▸ **Objective**
Repeat the full listing, word for word.
══ Provided information ══
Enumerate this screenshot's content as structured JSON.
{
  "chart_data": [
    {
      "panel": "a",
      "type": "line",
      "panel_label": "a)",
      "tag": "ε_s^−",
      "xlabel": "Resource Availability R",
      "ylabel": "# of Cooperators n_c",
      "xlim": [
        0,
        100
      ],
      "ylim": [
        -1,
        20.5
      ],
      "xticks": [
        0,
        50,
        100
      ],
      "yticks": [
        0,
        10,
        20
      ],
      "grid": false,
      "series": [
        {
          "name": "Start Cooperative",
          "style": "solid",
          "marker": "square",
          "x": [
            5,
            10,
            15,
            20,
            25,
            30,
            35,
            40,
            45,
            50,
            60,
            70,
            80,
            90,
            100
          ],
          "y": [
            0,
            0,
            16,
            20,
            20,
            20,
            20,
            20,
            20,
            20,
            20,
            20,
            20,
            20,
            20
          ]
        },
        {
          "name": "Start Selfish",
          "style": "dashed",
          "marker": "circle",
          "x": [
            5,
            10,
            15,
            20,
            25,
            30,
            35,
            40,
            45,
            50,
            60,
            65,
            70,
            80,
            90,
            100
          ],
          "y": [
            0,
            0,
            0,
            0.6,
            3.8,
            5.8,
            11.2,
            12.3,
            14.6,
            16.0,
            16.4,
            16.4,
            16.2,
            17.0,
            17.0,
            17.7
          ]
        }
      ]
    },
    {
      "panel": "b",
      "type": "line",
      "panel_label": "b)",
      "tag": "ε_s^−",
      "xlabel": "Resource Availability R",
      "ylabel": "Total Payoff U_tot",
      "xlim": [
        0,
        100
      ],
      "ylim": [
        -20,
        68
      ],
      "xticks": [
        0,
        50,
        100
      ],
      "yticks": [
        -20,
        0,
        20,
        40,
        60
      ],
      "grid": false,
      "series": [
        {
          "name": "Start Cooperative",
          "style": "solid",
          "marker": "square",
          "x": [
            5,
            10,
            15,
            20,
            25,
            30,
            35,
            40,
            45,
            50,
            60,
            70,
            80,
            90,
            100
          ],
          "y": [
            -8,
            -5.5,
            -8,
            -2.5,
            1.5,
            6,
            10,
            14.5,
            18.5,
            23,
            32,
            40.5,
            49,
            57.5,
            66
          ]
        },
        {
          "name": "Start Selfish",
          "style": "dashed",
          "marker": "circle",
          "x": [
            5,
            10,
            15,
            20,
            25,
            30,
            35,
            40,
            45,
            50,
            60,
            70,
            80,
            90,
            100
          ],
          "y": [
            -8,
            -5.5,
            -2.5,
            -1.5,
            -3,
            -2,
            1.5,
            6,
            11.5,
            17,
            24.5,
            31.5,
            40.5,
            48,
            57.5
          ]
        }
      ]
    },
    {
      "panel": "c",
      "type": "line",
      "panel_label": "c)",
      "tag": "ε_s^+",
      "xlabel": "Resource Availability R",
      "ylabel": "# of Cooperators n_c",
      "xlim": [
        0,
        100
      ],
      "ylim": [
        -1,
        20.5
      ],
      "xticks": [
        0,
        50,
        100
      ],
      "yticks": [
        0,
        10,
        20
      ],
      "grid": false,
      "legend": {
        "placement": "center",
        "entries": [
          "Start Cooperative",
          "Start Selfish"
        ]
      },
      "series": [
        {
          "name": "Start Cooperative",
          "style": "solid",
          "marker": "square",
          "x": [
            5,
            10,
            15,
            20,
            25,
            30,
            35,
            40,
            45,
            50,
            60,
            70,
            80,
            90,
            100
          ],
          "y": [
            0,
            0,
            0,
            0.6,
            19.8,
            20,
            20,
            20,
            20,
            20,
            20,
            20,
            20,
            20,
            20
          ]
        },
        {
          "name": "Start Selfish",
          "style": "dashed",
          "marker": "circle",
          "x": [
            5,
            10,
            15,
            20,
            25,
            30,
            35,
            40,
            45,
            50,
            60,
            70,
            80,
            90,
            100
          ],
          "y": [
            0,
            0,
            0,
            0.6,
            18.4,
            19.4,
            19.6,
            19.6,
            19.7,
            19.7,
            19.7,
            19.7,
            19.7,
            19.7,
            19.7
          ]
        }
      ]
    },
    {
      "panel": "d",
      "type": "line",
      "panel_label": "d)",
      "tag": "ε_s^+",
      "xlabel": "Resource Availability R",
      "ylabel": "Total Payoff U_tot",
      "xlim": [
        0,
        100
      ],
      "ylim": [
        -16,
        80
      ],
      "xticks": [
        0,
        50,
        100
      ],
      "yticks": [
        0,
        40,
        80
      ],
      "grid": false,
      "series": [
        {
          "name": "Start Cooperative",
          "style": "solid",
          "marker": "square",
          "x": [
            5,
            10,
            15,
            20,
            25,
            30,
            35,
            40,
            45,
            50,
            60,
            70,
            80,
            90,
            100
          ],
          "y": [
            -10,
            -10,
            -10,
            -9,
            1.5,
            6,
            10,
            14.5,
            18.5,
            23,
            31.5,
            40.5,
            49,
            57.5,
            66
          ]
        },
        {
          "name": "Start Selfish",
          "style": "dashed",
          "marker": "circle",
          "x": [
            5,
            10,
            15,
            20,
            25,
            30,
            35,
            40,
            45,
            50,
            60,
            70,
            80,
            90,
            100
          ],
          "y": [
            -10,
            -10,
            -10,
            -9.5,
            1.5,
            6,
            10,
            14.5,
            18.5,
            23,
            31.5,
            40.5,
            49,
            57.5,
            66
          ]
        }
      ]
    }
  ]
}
═══
▸ **Reply**
Enumerate this screenshot's content as structured JSON.
{
  "chart_data": [
    {
      "panel": "a",
      "type": "line",
      "panel_label": "a)",
      "tag": "ε_s^−",
      "xlabel": "Resource Availability R",
      "ylabel": "# of Cooperators n_c",
      "xlim": [
        0,
        100
      ],
      "ylim": [
        -1,
        20.5
      ],
      "xticks": [
        0,
        50,
        100
      ],
      "yticks": [
        0,
        10,
        20
      ],
      "grid": false,
      "series": [
        {
          "name": "Start Cooperative",
          "style": "solid",
          "marker": "square",
          "x": [
            5,
            10,
            15,
            20,
            25,
            30,
            35,
            40,
            45,
            50,
            60,
            70,
            80,
            90,
            100
          ],
          "y": [
            0,
            0,
            16,
            20,
            20,
            20,
            20,
            20,
            20,
            20,
            20,
            20,
            20,
            20,
            20
          ]
        },
        {
          "name": "Start Selfish",
          "style": "dashed",
          "marker": "circle",
          "x": [
            5,
            10,
            15,
            20,
            25,
            30,
            35,
            40,
            45,
            50,
            60,
            65,
            70,
            80,
            90,
            100
          ],
          "y": [
            0,
            0,
            0,
            0.6,
            3.8,
            5.8,
            11.2,
            12.3,
            14.6,
            16.0,
            16.4,
            16.4,
            16.2,
            17.0,
            17.0,
            17.7
          ]
        }
      ]
    },
    {
      "panel": "b",
      "type": "line",
      "panel_label": "b)",
      "tag": "ε_s^−",
      "xlabel": "Resource Availability R",
      "ylabel": "Total Payoff U_tot",
      "xlim": [
        0,
        100
      ],
      "ylim": [
        -20,
        68
      ],
      "xticks": [
        0,
        50,
        100
      ],
      "yticks": [
        -20,
        0,
        20,
        40,
        60
      ],
      "grid": false,
      "series": [
        {
          "name": "Start Cooperative",
          "style": "solid",
          "marker": "square",
          "x": [
            5,
            10,
            15,
            20,
            25,
            30,
            35,
            40,
            45,
            50,
            60,
            70,
            80,
            90,
            100
          ],
          "y": [
            -8,
            -5.5,
            -8,
            -2.5,
            1.5,
            6,
            10,
            14.5,
            18.5,
            23,
            32,
            40.5,
            49,
            57.5,
            66
          ]
        },
        {
          "name": "Start Selfish",
          "style": "dashed",
          "marker": "circle",
          "x": [
            5,
            10,
            15,
            20,
            25,
            30,
            35,
            40,
            45,
            50,
            60,
            70,
            80,
            90,
            100
          ],
          "y": [
            -8,
            -5.5,
            -2.5,
            -1.5,
            -3,
            -2,
            1.5,
            6,
            11.5,
            17,
            24.5,
            31.5,
            40.5,
            48,
            57.5
          ]
        }
      ]
    },
    {
      "panel": "c",
      "type": "line",
      "panel_label": "c)",
      "tag": "ε_s^+",
      "xlabel": "Resource Availability R",
      "ylabel": "# of Cooperators n_c",
      "xlim": [
        0,
        100
      ],
      "ylim": [
        -1,
        20.5
      ],
      "xticks": [
        0,
        50,
        100
      ],
      "yticks": [
        0,
        10,
        20
      ],
      "grid": false,
      "legend": {
        "placement": "center",
        "entries": [
          "Start Cooperative",
          "Start Selfish"
        ]
      },
      "series": [
        {
          "name": "Start Cooperative",
          "style": "solid",
          "marker": "square",
          "x": [
            5,
            10,
            15,
            20,
            25,
            30,
            35,
            40,
            45,
            50,
            60,
            70,
            80,
            90,
            100
          ],
          "y": [
            0,
            0,
            0,
            0.6,
            19.8,
            20,
            20,
            20,
            20,
            20,
            20,
            20,
            20,
            20,
            20
          ]
        },
        {
          "name": "Start Selfish",
          "style": "dashed",
          "marker": "circle",
          "x": [
            5,
            10,
            15,
            20,
            25,
            30,
            35,
            40,
            45,
            50,
            60,
            70,
            80,
            90,
            100
          ],
          "y": [
            0,
            0,
            0,
            0.6,
            18.4,
            19.4,
            19.6,
            19.6,
            19.7,
            19.7,
            19.7,
            19.7,
            19.7,
            19.7,
            19.7
          ]
        }
      ]
    },
    {
      "panel": "d",
      "type": "line",
      "panel_label": "d)",
      "tag": "ε_s^+",
      "xlabel": "Resource Availability R",
      "ylabel": "Total Payoff U_tot",
      "xlim": [
        0,
        100
      ],
      "ylim": [
        -16,
        80
      ],
      "xticks": [
        0,
        50,
        100
      ],
      "yticks": [
        0,
        40,
        80
      ],
      "grid": false,
      "series": [
        {
          "name": "Start Cooperative",
          "style": "solid",
          "marker": "square",
          "x": [
            5,
            10,
            15,
            20,
            25,
            30,
            35,
            40,
            45,
            50,
            60,
            70,
            80,
            90,
            100
          ],
          "y": [
            -10,
            -10,
            -10,
            -9,
            1.5,
            6,
            10,
            14.5,
            18.5,
            23,
            31.5,
            40.5,
            49,
            57.5,
            66
          ]
        },
        {
          "name": "Start Selfish",
          "style": "dashed",
          "marker": "circle",
          "x": [
            5,
            10,
            15,
            20,
            25,
            30,
            35,
            40,
            45,
            50,
            60,
            70,
            80,
            90,
            100
          ],
          "y": [
            -10,
            -10,
            -10,
            -9.5,
            1.5,
            6,
            10,
            14.5,
            18.5,
            23,
            31.5,
            40.5,
            49,
            57.5,
            66
          ]
        }
      ]
    }
  ]
}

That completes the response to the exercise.